* [Set problem] Restate the full set of records exactly, without adding or dropping a word.

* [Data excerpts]

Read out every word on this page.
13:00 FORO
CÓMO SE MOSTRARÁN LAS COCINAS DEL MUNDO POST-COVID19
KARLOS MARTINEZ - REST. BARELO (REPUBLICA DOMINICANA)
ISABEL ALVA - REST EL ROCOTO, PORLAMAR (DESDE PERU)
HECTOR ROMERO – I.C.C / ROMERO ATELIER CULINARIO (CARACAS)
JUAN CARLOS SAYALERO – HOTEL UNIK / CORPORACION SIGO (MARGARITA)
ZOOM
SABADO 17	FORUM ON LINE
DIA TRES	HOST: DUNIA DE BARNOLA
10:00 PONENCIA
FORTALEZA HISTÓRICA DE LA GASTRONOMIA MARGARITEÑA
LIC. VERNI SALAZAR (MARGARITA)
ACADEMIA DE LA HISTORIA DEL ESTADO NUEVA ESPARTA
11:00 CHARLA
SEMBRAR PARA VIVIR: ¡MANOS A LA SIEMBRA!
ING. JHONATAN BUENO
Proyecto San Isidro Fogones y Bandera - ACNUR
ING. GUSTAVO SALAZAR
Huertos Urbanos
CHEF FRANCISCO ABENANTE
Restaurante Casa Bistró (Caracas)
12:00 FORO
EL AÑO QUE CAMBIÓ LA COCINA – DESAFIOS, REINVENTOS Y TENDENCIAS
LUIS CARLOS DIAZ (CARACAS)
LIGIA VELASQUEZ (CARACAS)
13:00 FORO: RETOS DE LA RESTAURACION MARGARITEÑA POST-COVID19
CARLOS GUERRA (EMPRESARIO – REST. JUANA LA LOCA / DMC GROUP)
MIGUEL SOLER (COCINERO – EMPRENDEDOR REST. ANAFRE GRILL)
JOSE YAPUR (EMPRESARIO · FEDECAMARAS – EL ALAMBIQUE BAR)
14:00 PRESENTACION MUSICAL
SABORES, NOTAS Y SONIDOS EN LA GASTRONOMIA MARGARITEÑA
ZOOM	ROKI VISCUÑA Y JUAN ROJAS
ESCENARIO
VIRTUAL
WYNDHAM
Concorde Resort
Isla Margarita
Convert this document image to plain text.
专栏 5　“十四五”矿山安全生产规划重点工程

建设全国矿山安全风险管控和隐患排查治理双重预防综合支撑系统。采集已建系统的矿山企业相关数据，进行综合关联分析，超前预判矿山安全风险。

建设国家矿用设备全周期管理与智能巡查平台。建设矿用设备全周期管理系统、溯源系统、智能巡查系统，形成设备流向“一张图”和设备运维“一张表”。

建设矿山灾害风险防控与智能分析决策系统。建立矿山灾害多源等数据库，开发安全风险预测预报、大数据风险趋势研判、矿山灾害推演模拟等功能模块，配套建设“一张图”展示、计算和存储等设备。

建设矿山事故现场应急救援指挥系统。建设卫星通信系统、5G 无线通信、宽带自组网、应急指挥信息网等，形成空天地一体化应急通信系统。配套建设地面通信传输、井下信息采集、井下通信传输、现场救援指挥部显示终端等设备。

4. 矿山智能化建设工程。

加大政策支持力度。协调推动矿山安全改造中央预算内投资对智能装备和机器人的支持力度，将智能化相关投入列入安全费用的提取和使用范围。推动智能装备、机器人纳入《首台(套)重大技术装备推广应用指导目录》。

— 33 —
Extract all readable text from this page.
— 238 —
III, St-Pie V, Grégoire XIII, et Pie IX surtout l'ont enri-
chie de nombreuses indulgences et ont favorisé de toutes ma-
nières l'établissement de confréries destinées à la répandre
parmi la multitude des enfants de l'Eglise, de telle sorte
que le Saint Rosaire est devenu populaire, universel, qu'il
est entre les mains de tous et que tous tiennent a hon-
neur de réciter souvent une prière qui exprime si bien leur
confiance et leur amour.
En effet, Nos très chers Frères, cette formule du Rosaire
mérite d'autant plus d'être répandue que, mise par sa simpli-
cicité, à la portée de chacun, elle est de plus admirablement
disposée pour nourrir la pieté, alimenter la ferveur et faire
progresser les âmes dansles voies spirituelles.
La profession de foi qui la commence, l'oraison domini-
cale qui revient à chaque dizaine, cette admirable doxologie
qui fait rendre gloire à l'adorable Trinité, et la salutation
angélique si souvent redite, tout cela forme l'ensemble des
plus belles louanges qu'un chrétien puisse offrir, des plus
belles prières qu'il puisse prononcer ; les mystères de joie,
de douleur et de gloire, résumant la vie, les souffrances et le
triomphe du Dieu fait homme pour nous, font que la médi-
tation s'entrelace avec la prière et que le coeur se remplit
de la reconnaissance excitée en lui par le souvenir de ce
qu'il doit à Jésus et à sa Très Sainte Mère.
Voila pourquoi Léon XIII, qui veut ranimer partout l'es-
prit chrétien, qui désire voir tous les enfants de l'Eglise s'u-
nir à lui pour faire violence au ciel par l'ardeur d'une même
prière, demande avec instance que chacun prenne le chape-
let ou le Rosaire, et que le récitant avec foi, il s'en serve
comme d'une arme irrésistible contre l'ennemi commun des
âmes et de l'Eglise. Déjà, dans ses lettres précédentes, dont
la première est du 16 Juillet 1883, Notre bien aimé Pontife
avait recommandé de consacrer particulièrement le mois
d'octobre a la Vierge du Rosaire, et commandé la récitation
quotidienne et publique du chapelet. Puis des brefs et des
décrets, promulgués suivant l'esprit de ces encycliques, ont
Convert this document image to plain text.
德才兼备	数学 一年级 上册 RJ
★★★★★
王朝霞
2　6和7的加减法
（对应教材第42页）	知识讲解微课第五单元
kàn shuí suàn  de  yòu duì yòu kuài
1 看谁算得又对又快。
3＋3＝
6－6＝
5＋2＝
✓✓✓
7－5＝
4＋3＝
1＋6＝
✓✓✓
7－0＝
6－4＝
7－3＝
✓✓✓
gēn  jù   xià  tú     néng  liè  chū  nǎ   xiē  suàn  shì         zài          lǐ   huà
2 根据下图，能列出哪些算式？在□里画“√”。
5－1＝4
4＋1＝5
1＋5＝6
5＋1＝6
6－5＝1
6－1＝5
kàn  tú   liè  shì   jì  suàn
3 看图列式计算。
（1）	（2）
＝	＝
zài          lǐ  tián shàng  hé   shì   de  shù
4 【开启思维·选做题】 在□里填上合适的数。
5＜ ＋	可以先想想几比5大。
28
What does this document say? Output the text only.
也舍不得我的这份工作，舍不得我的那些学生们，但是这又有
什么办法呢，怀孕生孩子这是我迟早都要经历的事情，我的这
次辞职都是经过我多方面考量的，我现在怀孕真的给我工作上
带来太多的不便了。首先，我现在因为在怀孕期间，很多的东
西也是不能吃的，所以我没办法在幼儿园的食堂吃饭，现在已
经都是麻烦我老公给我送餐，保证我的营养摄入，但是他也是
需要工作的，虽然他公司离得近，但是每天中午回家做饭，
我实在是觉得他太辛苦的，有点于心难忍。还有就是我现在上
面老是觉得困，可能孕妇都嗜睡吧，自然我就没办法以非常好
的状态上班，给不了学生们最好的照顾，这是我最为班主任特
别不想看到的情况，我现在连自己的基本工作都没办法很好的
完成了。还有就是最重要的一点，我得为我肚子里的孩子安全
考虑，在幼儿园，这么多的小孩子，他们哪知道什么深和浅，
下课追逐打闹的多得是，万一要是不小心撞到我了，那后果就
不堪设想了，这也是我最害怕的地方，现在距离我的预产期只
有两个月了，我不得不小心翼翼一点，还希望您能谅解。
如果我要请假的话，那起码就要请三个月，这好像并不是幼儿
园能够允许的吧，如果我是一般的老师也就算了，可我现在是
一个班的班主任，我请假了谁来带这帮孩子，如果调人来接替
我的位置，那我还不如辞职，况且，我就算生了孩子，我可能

* [Exercise response]
Read out every word on this page.
13:00 FORO
CÓMO SE MOSTRARÁN LAS COCINAS DEL MUNDO POST-COVID19
KARLOS MARTINEZ - REST. BARELO (REPUBLICA DOMINICANA)
ISABEL ALVA - REST EL ROCOTO, PORLAMAR (DESDE PERU)
HECTOR ROMERO – I.C.C / ROMERO ATELIER CULINARIO (CARACAS)
JUAN CARLOS SAYALERO – HOTEL UNIK / CORPORACION SIGO (MARGARITA)
ZOOM
SABADO 17	FORUM ON LINE
DIA TRES	HOST: DUNIA DE BARNOLA
10:00 PONENCIA
FORTALEZA HISTÓRICA DE LA GASTRONOMIA MARGARITEÑA
LIC. VERNI SALAZAR (MARGARITA)
ACADEMIA DE LA HISTORIA DEL ESTADO NUEVA ESPARTA
11:00 CHARLA
SEMBRAR PARA VIVIR: ¡MANOS A LA SIEMBRA!
ING. JHONATAN BUENO
Proyecto San Isidro Fogones y Bandera - ACNUR
ING. GUSTAVO SALAZAR
Huertos Urbanos
CHEF FRANCISCO ABENANTE
Restaurante Casa Bistró (Caracas)
12:00 FORO
EL AÑO QUE CAMBIÓ LA COCINA – DESAFIOS, REINVENTOS Y TENDENCIAS
LUIS CARLOS DIAZ (CARACAS)
LIGIA VELASQUEZ (CARACAS)
13:00 FORO: RETOS DE LA RESTAURACION MARGARITEÑA POST-COVID19
CARLOS GUERRA (EMPRESARIO – REST. JUANA LA LOCA / DMC GROUP)
MIGUEL SOLER (COCINERO – EMPRENDEDOR REST. ANAFRE GRILL)
JOSE YAPUR (EMPRESARIO · FEDECAMARAS – EL ALAMBIQUE BAR)
14:00 PRESENTACION MUSICAL
SABORES, NOTAS Y SONIDOS EN LA GASTRONOMIA MARGARITEÑA
ZOOM	ROKI VISCUÑA Y JUAN ROJAS
ESCENARIO
VIRTUAL
WYNDHAM
Concorde Resort
Isla Margarita
Convert this document image to plain text.
专栏 5　“十四五”矿山安全生产规划重点工程

建设全国矿山安全风险管控和隐患排查治理双重预防综合支撑系统。采集已建系统的矿山企业相关数据，进行综合关联分析，超前预判矿山安全风险。

建设国家矿用设备全周期管理与智能巡查平台。建设矿用设备全周期管理系统、溯源系统、智能巡查系统，形成设备流向“一张图”和设备运维“一张表”。

建设矿山灾害风险防控与智能分析决策系统。建立矿山灾害多源等数据库，开发安全风险预测预报、大数据风险趋势研判、矿山灾害推演模拟等功能模块，配套建设“一张图”展示、计算和存储等设备。

建设矿山事故现场应急救援指挥系统。建设卫星通信系统、5G 无线通信、宽带自组网、应急指挥信息网等，形成空天地一体化应急通信系统。配套建设地面通信传输、井下信息采集、井下通信传输、现场救援指挥部显示终端等设备。

4. 矿山智能化建设工程。

加大政策支持力度。协调推动矿山安全改造中央预算内投资对智能装备和机器人的支持力度，将智能化相关投入列入安全费用的提取和使用范围。推动智能装备、机器人纳入《首台(套)重大技术装备推广应用指导目录》。

— 33 —
Extract all readable text from this page.
— 238 —
III, St-Pie V, Grégoire XIII, et Pie IX surtout l'ont enri-
chie de nombreuses indulgences et ont favorisé de toutes ma-
nières l'établissement de confréries destinées à la répandre
parmi la multitude des enfants de l'Eglise, de telle sorte
que le Saint Rosaire est devenu populaire, universel, qu'il
est entre les mains de tous et que tous tiennent a hon-
neur de réciter souvent une prière qui exprime si bien leur
confiance et leur amour.
En effet, Nos très chers Frères, cette formule du Rosaire
mérite d'autant plus d'être répandue que, mise par sa simpli-
cicité, à la portée de chacun, elle est de plus admirablement
disposée pour nourrir la pieté, alimenter la ferveur et faire
progresser les âmes dansles voies spirituelles.
La profession de foi qui la commence, l'oraison domini-
cale qui revient à chaque dizaine, cette admirable doxologie
qui fait rendre gloire à l'adorable Trinité, et la salutation
angélique si souvent redite, tout cela forme l'ensemble des
plus belles louanges qu'un chrétien puisse offrir, des plus
belles prières qu'il puisse prononcer ; les mystères de joie,
de douleur et de gloire, résumant la vie, les souffrances et le
triomphe du Dieu fait homme pour nous, font que la médi-
tation s'entrelace avec la prière et que le coeur se remplit
de la reconnaissance excitée en lui par le souvenir de ce
qu'il doit à Jésus et à sa Très Sainte Mère.
Voila pourquoi Léon XIII, qui veut ranimer partout l'es-
prit chrétien, qui désire voir tous les enfants de l'Eglise s'u-
nir à lui pour faire violence au ciel par l'ardeur d'une même
prière, demande avec instance que chacun prenne le chape-
let ou le Rosaire, et que le récitant avec foi, il s'en serve
comme d'une arme irrésistible contre l'ennemi commun des
âmes et de l'Eglise. Déjà, dans ses lettres précédentes, dont
la première est du 16 Juillet 1883, Notre bien aimé Pontife
avait recommandé de consacrer particulièrement le mois
d'octobre a la Vierge du Rosaire, et commandé la récitation
quotidienne et publique du chapelet. Puis des brefs et des
décrets, promulgués suivant l'esprit de ces encycliques, ont
Convert this document image to plain text.
德才兼备	数学 一年级 上册 RJ
★★★★★
王朝霞
2　6和7的加减法
（对应教材第42页）	知识讲解微课第五单元
kàn shuí suàn  de  yòu duì yòu kuài
1 看谁算得又对又快。
3＋3＝
6－6＝
5＋2＝
✓✓✓
7－5＝
4＋3＝
1＋6＝
✓✓✓
7－0＝
6－4＝
7－3＝
✓✓✓
gēn  jù   xià  tú     néng  liè  chū  nǎ   xiē  suàn  shì         zài          lǐ   huà
2 根据下图，能列出哪些算式？在□里画“√”。
5－1＝4
4＋1＝5
1＋5＝6
5＋1＝6
6－5＝1
6－1＝5
kàn  tú   liè  shì   jì  suàn
3 看图列式计算。
（1）	（2）
＝	＝
zài          lǐ  tián shàng  hé   shì   de  shù
4 【开启思维·选做题】 在□里填上合适的数。
5＜ ＋	可以先想想几比5大。
28
What does this document say? Output the text only.
也舍不得我的这份工作，舍不得我的那些学生们，但是这又有
什么办法呢，怀孕生孩子这是我迟早都要经历的事情，我的这
次辞职都是经过我多方面考量的，我现在怀孕真的给我工作上
带来太多的不便了。首先，我现在因为在怀孕期间，很多的东
西也是不能吃的，所以我没办法在幼儿园的食堂吃饭，现在已
经都是麻烦我老公给我送餐，保证我的营养摄入，但是他也是
需要工作的，虽然他公司离得近，但是每天中午回家做饭，
我实在是觉得他太辛苦的，有点于心难忍。还有就是我现在上
面老是觉得困，可能孕妇都嗜睡吧，自然我就没办法以非常好
的状态上班，给不了学生们最好的照顾，这是我最为班主任特
别不想看到的情况，我现在连自己的基本工作都没办法很好的
完成了。还有就是最重要的一点，我得为我肚子里的孩子安全
考虑，在幼儿园，这么多的小孩子，他们哪知道什么深和浅，
下课追逐打闹的多得是，万一要是不小心撞到我了，那后果就
不堪设想了，这也是我最害怕的地方，现在距离我的预产期只
有两个月了，我不得不小心翼翼一点，还希望您能谅解。
如果我要请假的话，那起码就要请三个月，这好像并不是幼儿
园能够允许的吧，如果我是一般的老师也就算了，可我现在是
一个班的班主任，我请假了谁来带这帮孩子，如果调人来接替
我的位置，那我还不如辞职，况且，我就算生了孩子，我可能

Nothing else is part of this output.